**Provided data**
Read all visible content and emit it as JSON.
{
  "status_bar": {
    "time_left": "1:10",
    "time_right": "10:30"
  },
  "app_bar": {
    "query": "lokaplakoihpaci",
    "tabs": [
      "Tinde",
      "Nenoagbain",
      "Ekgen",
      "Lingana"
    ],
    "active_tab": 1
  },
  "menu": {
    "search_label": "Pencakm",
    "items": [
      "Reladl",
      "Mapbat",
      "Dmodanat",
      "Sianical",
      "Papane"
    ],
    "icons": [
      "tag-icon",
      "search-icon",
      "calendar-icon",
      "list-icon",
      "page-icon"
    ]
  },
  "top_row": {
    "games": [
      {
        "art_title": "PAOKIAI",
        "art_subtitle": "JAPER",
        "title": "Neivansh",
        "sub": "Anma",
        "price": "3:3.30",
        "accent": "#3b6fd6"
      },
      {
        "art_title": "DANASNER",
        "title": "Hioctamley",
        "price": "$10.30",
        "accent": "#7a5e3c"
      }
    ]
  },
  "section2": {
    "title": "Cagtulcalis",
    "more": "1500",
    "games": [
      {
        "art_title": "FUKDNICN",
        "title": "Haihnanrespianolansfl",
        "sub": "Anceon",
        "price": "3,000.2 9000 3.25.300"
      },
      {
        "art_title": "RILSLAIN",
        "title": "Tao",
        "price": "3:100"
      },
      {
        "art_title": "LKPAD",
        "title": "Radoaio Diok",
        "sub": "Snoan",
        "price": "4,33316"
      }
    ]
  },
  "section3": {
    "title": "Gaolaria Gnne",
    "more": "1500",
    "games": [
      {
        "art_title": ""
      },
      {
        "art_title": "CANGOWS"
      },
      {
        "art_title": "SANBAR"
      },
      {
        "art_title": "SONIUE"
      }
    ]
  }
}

**Problem statement**
Please quote the data above in full, with no line missing.

**Task solution**
Read all visible content and emit it as JSON.
{
  "status_bar": {
    "time_left": "1:10",
    "time_right": "10:30"
  },
  "app_bar": {
    "query": "lokaplakoihpaci",
    "tabs": [
      "Tinde",
      "Nenoagbain",
      "Ekgen",
      "Lingana"
    ],
    "active_tab": 1
  },
  "menu": {
    "search_label": "Pencakm",
    "items": [
      "Reladl",
      "Mapbat",
      "Dmodanat",
      "Sianical",
      "Papane"
    ],
    "icons": [
      "tag-icon",
      "search-icon",
      "calendar-icon",
      "list-icon",
      "page-icon"
    ]
  },
  "top_row": {
    "games": [
      {
        "art_title": "PAOKIAI",
        "art_subtitle": "JAPER",
        "title": "Neivansh",
        "sub": "Anma",
        "price": "3:3.30",
        "accent": "#3b6fd6"
      },
      {
        "art_title": "DANASNER",
        "title": "Hioctamley",
        "price": "$10.30",
        "accent": "#7a5e3c"
      }
    ]
  },
  "section2": {
    "title": "Cagtulcalis",
    "more": "1500",
    "games": [
      {
        "art_title": "FUKDNICN",
        "title": "Haihnanrespianolansfl",
        "sub": "Anceon",
        "price": "3,000.2 9000 3.25.300"
      },
      {
        "art_title": "RILSLAIN",
        "title": "Tao",
        "price": "3:100"
      },
      {
        "art_title": "LKPAD",
        "title": "Radoaio Diok",
        "sub": "Snoan",
        "price": "4,33316"
      }
    ]
  },
  "section3": {
    "title": "Gaolaria Gnne",
    "more": "1500",
    "games": [
      {
        "art_title": ""
      },
      {
        "art_title": "CANGOWS"
      },
      {
        "art_title": "SANBAR"
      },
      {
        "art_title": "SONIUE"
      }
    ]
  }
}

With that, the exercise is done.